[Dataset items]
-- start --

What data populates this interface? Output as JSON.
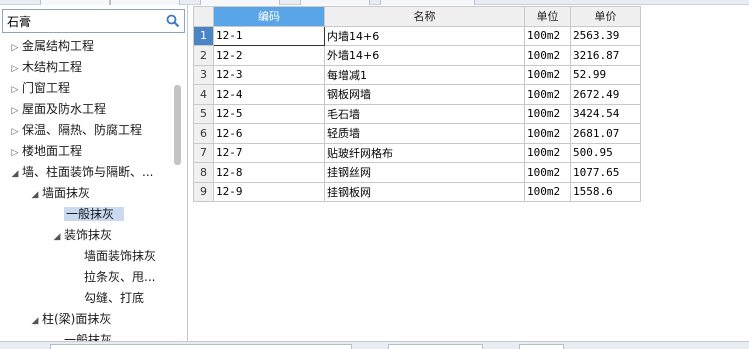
{
  "search": {
    "value": "石膏",
    "icon": "search-icon"
  },
  "tree": [
    {
      "label": "金属结构工程",
      "level": 0,
      "expanded": false
    },
    {
      "label": "木结构工程",
      "level": 0,
      "expanded": false
    },
    {
      "label": "门窗工程",
      "level": 0,
      "expanded": false
    },
    {
      "label": "屋面及防水工程",
      "level": 0,
      "expanded": false
    },
    {
      "label": "保温、隔热、防腐工程",
      "level": 0,
      "expanded": false
    },
    {
      "label": "楼地面工程",
      "level": 0,
      "expanded": false
    },
    {
      "label": "墙、柱面装饰与隔断、...",
      "level": 0,
      "expanded": true
    },
    {
      "label": "墙面抹灰",
      "level": 1,
      "expanded": true
    },
    {
      "label": "一般抹灰",
      "level": 2,
      "leaf": true,
      "selected": true
    },
    {
      "label": "装饰抹灰",
      "level": 2,
      "expanded": true
    },
    {
      "label": "墙面装饰抹灰",
      "level": 3,
      "leaf": true
    },
    {
      "label": "拉条灰、甩...",
      "level": 3,
      "leaf": true
    },
    {
      "label": "勾缝、打底",
      "level": 3,
      "leaf": true
    },
    {
      "label": "柱(梁)面抹灰",
      "level": 1,
      "expanded": true
    },
    {
      "label": "一般抹灰",
      "level": 2,
      "leaf": true
    }
  ],
  "grid": {
    "columns": [
      "编码",
      "名称",
      "单位",
      "单价"
    ],
    "active_column": 0,
    "rows": [
      {
        "num": "1",
        "code": "12-1",
        "name": "内墙14+6",
        "unit": "100m2",
        "price": "2563.39"
      },
      {
        "num": "2",
        "code": "12-2",
        "name": "外墙14+6",
        "unit": "100m2",
        "price": "3216.87"
      },
      {
        "num": "3",
        "code": "12-3",
        "name": "每增减1",
        "unit": "100m2",
        "price": "52.99"
      },
      {
        "num": "4",
        "code": "12-4",
        "name": "钢板网墙",
        "unit": "100m2",
        "price": "2672.49"
      },
      {
        "num": "5",
        "code": "12-5",
        "name": "毛石墙",
        "unit": "100m2",
        "price": "3424.54"
      },
      {
        "num": "6",
        "code": "12-6",
        "name": "轻质墙",
        "unit": "100m2",
        "price": "2681.07"
      },
      {
        "num": "7",
        "code": "12-7",
        "name": "贴玻纤网格布",
        "unit": "100m2",
        "price": "500.95"
      },
      {
        "num": "8",
        "code": "12-8",
        "name": "挂钢丝网",
        "unit": "100m2",
        "price": "1077.65"
      },
      {
        "num": "9",
        "code": "12-9",
        "name": "挂钢板网",
        "unit": "100m2",
        "price": "1558.6"
      }
    ]
  },
  "colors": {
    "header_active": "#5aa5e8",
    "row_active": "#4a86c5",
    "selected_tree_item": "#c8d9f0"
  }
}
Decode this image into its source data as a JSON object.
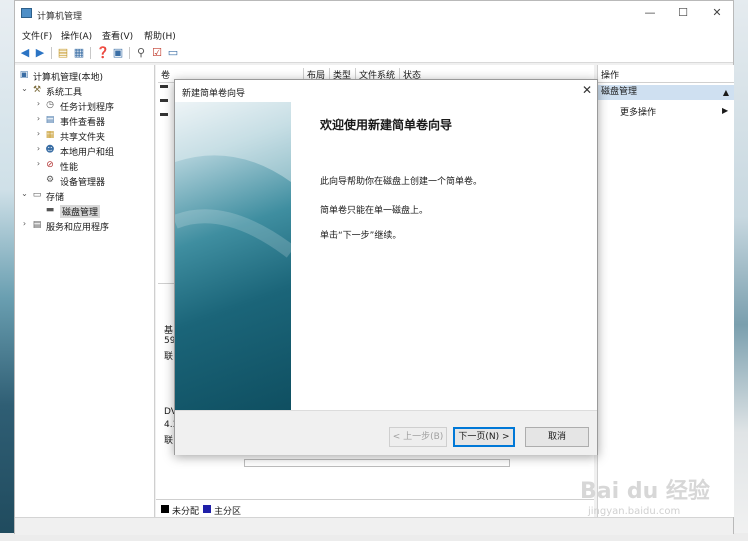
{
  "window": {
    "title": "计算机管理",
    "controls": {
      "minimize": "—",
      "maximize": "☐",
      "close": "✕"
    }
  },
  "menu": [
    "文件(F)",
    "操作(A)",
    "查看(V)",
    "帮助(H)"
  ],
  "tree": {
    "root": "计算机管理(本地)",
    "items": [
      {
        "label": "系统工具",
        "level": 1,
        "expanded": true
      },
      {
        "label": "任务计划程序",
        "level": 2
      },
      {
        "label": "事件查看器",
        "level": 2
      },
      {
        "label": "共享文件夹",
        "level": 2
      },
      {
        "label": "本地用户和组",
        "level": 2
      },
      {
        "label": "性能",
        "level": 2
      },
      {
        "label": "设备管理器",
        "level": 2
      },
      {
        "label": "存储",
        "level": 1,
        "expanded": true
      },
      {
        "label": "磁盘管理",
        "level": 2,
        "selected": true
      },
      {
        "label": "服务和应用程序",
        "level": 1
      }
    ]
  },
  "volume_columns": [
    "卷",
    "布局",
    "类型",
    "文件系统",
    "状态"
  ],
  "disk_partial": {
    "disk0": [
      "基",
      "59",
      "联"
    ],
    "dvd": [
      "DV",
      "4.3",
      "联"
    ]
  },
  "legend": [
    {
      "label": "未分配",
      "color": "#000000"
    },
    {
      "label": "主分区",
      "color": "#1f1fa8"
    }
  ],
  "actions": {
    "header": "操作",
    "section": "磁盘管理",
    "more": "更多操作"
  },
  "wizard": {
    "title": "新建简单卷向导",
    "heading": "欢迎使用新建简单卷向导",
    "lines": [
      "此向导帮助你在磁盘上创建一个简单卷。",
      "简单卷只能在单一磁盘上。",
      "单击“下一步”继续。"
    ],
    "back_label": "< 上一步(B)",
    "next_label": "下一页(N) >",
    "cancel_label": "取消"
  },
  "watermark": {
    "text": "Bai du 经验",
    "sub": "jingyan.baidu.com"
  }
}
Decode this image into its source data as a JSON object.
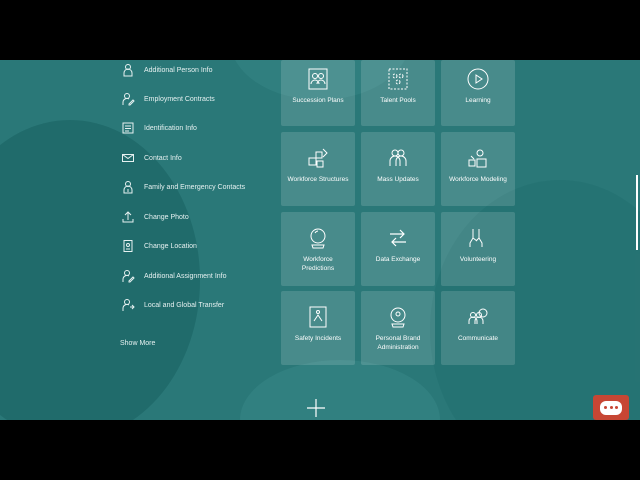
{
  "quick_actions": [
    {
      "label": "Additional Person Info",
      "icon": "person-add-icon"
    },
    {
      "label": "Employment Contracts",
      "icon": "person-edit-icon"
    },
    {
      "label": "Identification Info",
      "icon": "id-card-icon"
    },
    {
      "label": "Contact Info",
      "icon": "envelope-icon"
    },
    {
      "label": "Family and Emergency Contacts",
      "icon": "family-contacts-icon"
    },
    {
      "label": "Change Photo",
      "icon": "upload-photo-icon"
    },
    {
      "label": "Change Location",
      "icon": "location-badge-icon"
    },
    {
      "label": "Additional Assignment Info",
      "icon": "assignment-edit-icon"
    },
    {
      "label": "Local and Global Transfer",
      "icon": "transfer-person-icon"
    }
  ],
  "show_more": "Show More",
  "tiles": [
    {
      "label": "Succession Plans",
      "icon": "succession-plans-icon"
    },
    {
      "label": "Talent Pools",
      "icon": "talent-pools-icon"
    },
    {
      "label": "Learning",
      "icon": "learning-play-icon"
    },
    {
      "label": "Workforce Structures",
      "icon": "workforce-structures-icon"
    },
    {
      "label": "Mass Updates",
      "icon": "mass-updates-icon"
    },
    {
      "label": "Workforce Modeling",
      "icon": "workforce-modeling-icon"
    },
    {
      "label": "Workforce Predictions",
      "icon": "crystal-ball-icon"
    },
    {
      "label": "Data Exchange",
      "icon": "data-exchange-icon"
    },
    {
      "label": "Volunteering",
      "icon": "volunteering-hands-icon"
    },
    {
      "label": "Safety Incidents",
      "icon": "safety-incident-icon"
    },
    {
      "label": "Personal Brand Administration",
      "icon": "personal-brand-icon"
    },
    {
      "label": "Communicate",
      "icon": "communicate-people-icon"
    }
  ],
  "colors": {
    "background": "#2a7878",
    "tile": "rgba(255,255,255,0.14)",
    "chat_button": "#c74634"
  }
}
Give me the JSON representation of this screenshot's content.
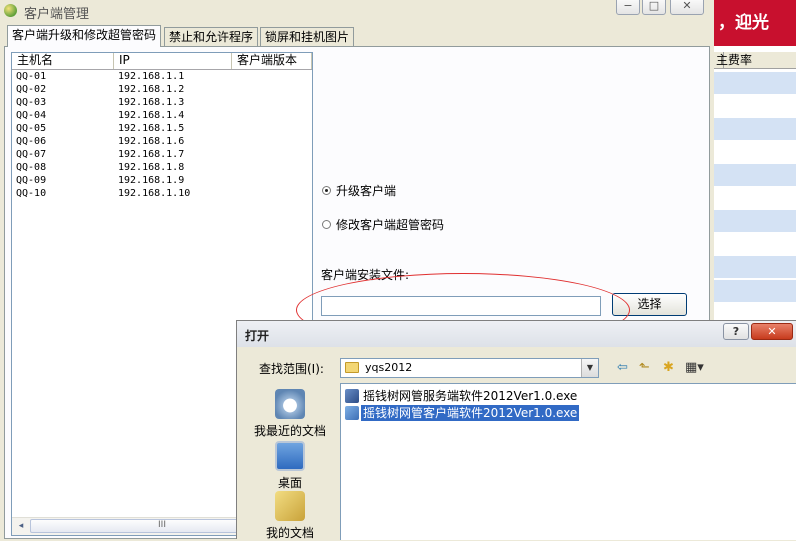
{
  "main_window": {
    "title": "客户端管理",
    "tabs": [
      {
        "label": "客户端升级和修改超管密码"
      },
      {
        "label": "禁止和允许程序"
      },
      {
        "label": "锁屏和挂机图片"
      }
    ],
    "host_table": {
      "columns": [
        "主机名",
        "IP",
        "客户端版本"
      ],
      "rows": [
        {
          "name": "QQ-01",
          "ip": "192.168.1.1"
        },
        {
          "name": "QQ-02",
          "ip": "192.168.1.2"
        },
        {
          "name": "QQ-03",
          "ip": "192.168.1.3"
        },
        {
          "name": "QQ-04",
          "ip": "192.168.1.4"
        },
        {
          "name": "QQ-05",
          "ip": "192.168.1.5"
        },
        {
          "name": "QQ-06",
          "ip": "192.168.1.6"
        },
        {
          "name": "QQ-07",
          "ip": "192.168.1.7"
        },
        {
          "name": "QQ-08",
          "ip": "192.168.1.8"
        },
        {
          "name": "QQ-09",
          "ip": "192.168.1.9"
        },
        {
          "name": "QQ-10",
          "ip": "192.168.1.10"
        }
      ],
      "scroll_thumb_grip": "III",
      "scroll_left": "◂",
      "scroll_right": "▸"
    },
    "options": {
      "upgrade_label": "升级客户端",
      "change_password_label": "修改客户端超管密码",
      "selected": "upgrade"
    },
    "install_file_label": "客户端安装文件:",
    "install_file_value": "",
    "choose_button": "选择",
    "title_buttons": {
      "minimize": "−",
      "maximize": "□",
      "close": "✕"
    }
  },
  "background_app": {
    "banner_text": "，迎光",
    "col1": "主",
    "col2": "费率",
    "banner_color": "#c8102e"
  },
  "open_dialog": {
    "title": "打开",
    "help_button": "?",
    "close_button": "✕",
    "lookin_label": "查找范围(I):",
    "lookin_value": "yqs2012",
    "lookin_arrow": "▼",
    "toolbar": {
      "back": "⇦",
      "up": "⬑",
      "new_folder": "✱",
      "views": "▦▾"
    },
    "places": [
      {
        "label": "我最近的文档",
        "icon": "recent-documents-icon"
      },
      {
        "label": "桌面",
        "icon": "desktop-icon"
      },
      {
        "label": "我的文档",
        "icon": "my-documents-icon"
      }
    ],
    "files": [
      {
        "name": "摇钱树网管服务端软件2012Ver1.0.exe",
        "selected": false
      },
      {
        "name": "摇钱树网管客户端软件2012Ver1.0.exe",
        "selected": true
      }
    ]
  }
}
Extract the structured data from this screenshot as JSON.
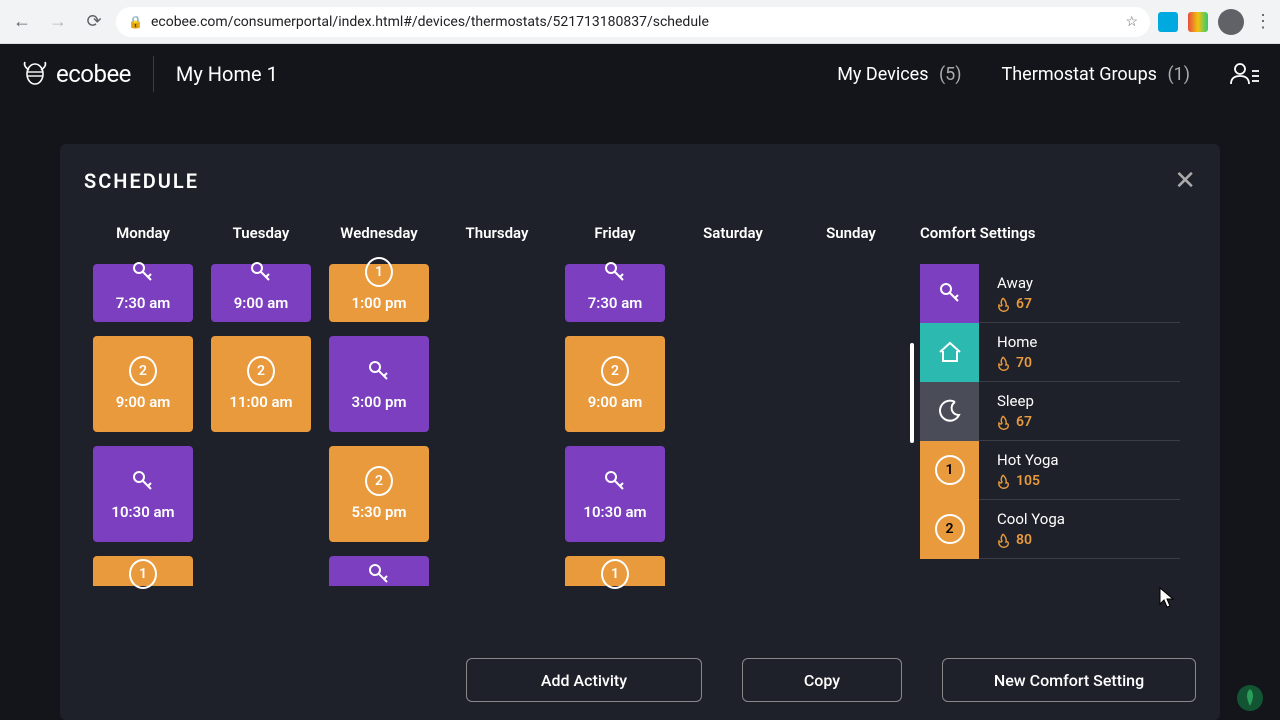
{
  "browser": {
    "url": "ecobee.com/consumerportal/index.html#/devices/thermostats/521713180837/schedule"
  },
  "header": {
    "brand": "ecobee",
    "home_name": "My Home 1",
    "devices_label": "My Devices",
    "devices_count": "(5)",
    "groups_label": "Thermostat Groups",
    "groups_count": "(1)"
  },
  "panel": {
    "title": "SCHEDULE",
    "days": [
      "Monday",
      "Tuesday",
      "Wednesday",
      "Thursday",
      "Friday",
      "Saturday",
      "Sunday"
    ],
    "comfort_heading": "Comfort Settings",
    "buttons": {
      "add": "Add Activity",
      "copy": "Copy",
      "new": "New Comfort Setting"
    }
  },
  "schedule": {
    "mon": [
      {
        "kind": "away",
        "time": "7:30 am",
        "partial": "top"
      },
      {
        "kind": "num",
        "num": "2",
        "time": "9:00 am"
      },
      {
        "kind": "away",
        "time": "10:30 am"
      },
      {
        "kind": "num",
        "num": "1",
        "partial": "bot"
      }
    ],
    "tue": [
      {
        "kind": "away",
        "time": "9:00 am",
        "partial": "top"
      },
      {
        "kind": "num",
        "num": "2",
        "time": "11:00 am"
      }
    ],
    "wed": [
      {
        "kind": "num",
        "num": "1",
        "time": "1:00 pm",
        "partial": "top"
      },
      {
        "kind": "away",
        "time": "3:00 pm"
      },
      {
        "kind": "num",
        "num": "2",
        "time": "5:30 pm"
      },
      {
        "kind": "away",
        "partial": "bot"
      }
    ],
    "fri": [
      {
        "kind": "away",
        "time": "7:30 am",
        "partial": "top"
      },
      {
        "kind": "num",
        "num": "2",
        "time": "9:00 am"
      },
      {
        "kind": "away",
        "time": "10:30 am"
      },
      {
        "kind": "num",
        "num": "1",
        "partial": "bot"
      }
    ]
  },
  "comfort": [
    {
      "name": "Away",
      "temp": "67",
      "swatch": "purple",
      "icon": "key"
    },
    {
      "name": "Home",
      "temp": "70",
      "swatch": "teal",
      "icon": "house"
    },
    {
      "name": "Sleep",
      "temp": "67",
      "swatch": "gray",
      "icon": "moon"
    },
    {
      "name": "Hot Yoga",
      "temp": "105",
      "swatch": "orange",
      "icon": "num",
      "num": "1"
    },
    {
      "name": "Cool Yoga",
      "temp": "80",
      "swatch": "orange",
      "icon": "num",
      "num": "2"
    }
  ]
}
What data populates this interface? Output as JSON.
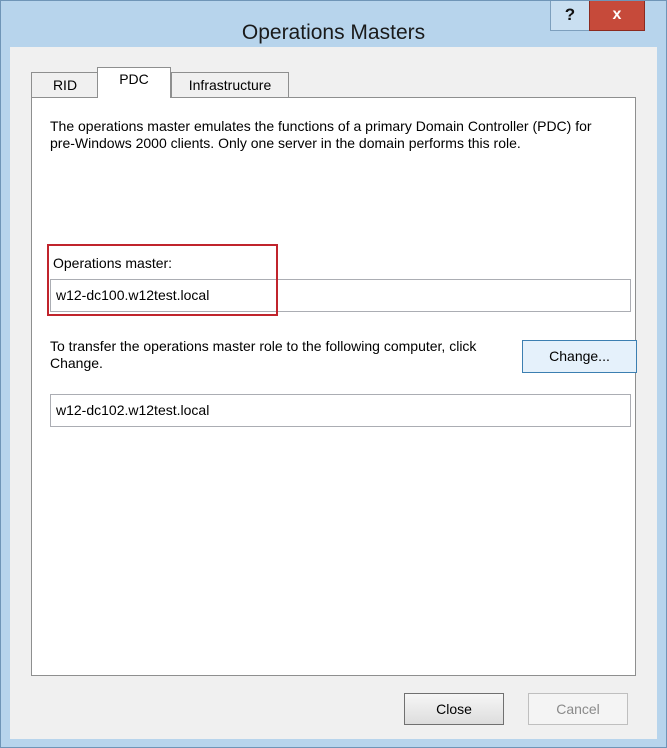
{
  "window": {
    "title": "Operations Masters",
    "help_glyph": "?",
    "close_glyph": "x"
  },
  "tabs": [
    {
      "label": "RID",
      "selected": false
    },
    {
      "label": "PDC",
      "selected": true
    },
    {
      "label": "Infrastructure",
      "selected": false
    }
  ],
  "pdc": {
    "description": "The operations master emulates the functions of a primary Domain Controller (PDC) for pre-Windows 2000 clients. Only one server in the domain performs this role.",
    "operations_master_label": "Operations master:",
    "operations_master_value": "w12-dc100.w12test.local",
    "transfer_text": "To transfer the operations master role to the following computer, click Change.",
    "change_button": "Change...",
    "target_value": "w12-dc102.w12test.local"
  },
  "footer": {
    "close_button": "Close",
    "cancel_button": "Cancel",
    "cancel_enabled": false
  },
  "colors": {
    "titlebar": "#b7d4ec",
    "close_button": "#c64a3a",
    "highlight_box": "#c0242c"
  }
}
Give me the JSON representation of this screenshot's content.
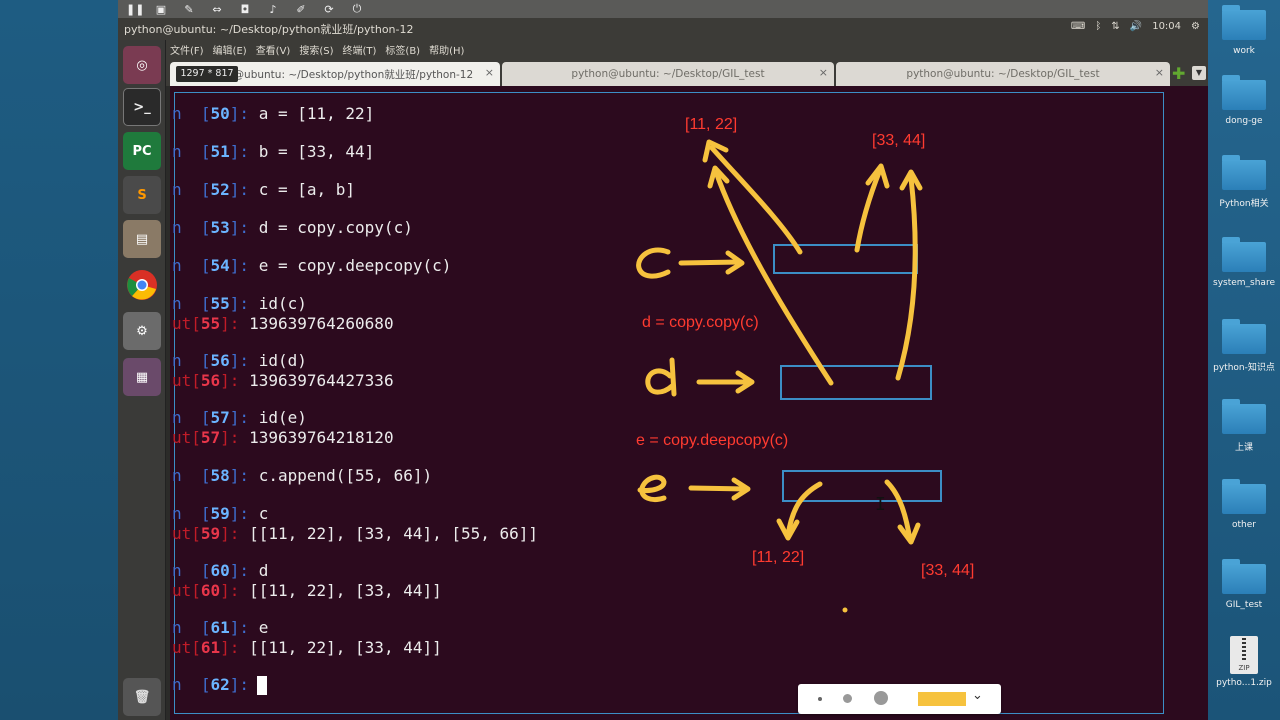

-- end --

Your objective:
Search the lines for the string "price" and copy every line that has it.

Task solution:
        "price": "2563.39"
        "price": "3216.87"
        "price": "52.99"
        "price": "2672.49"
        "price": "3424.54"
        "price": "2681.07"
        "price": "500.95"
        "price": "1077.65"
        "price": "1558.6"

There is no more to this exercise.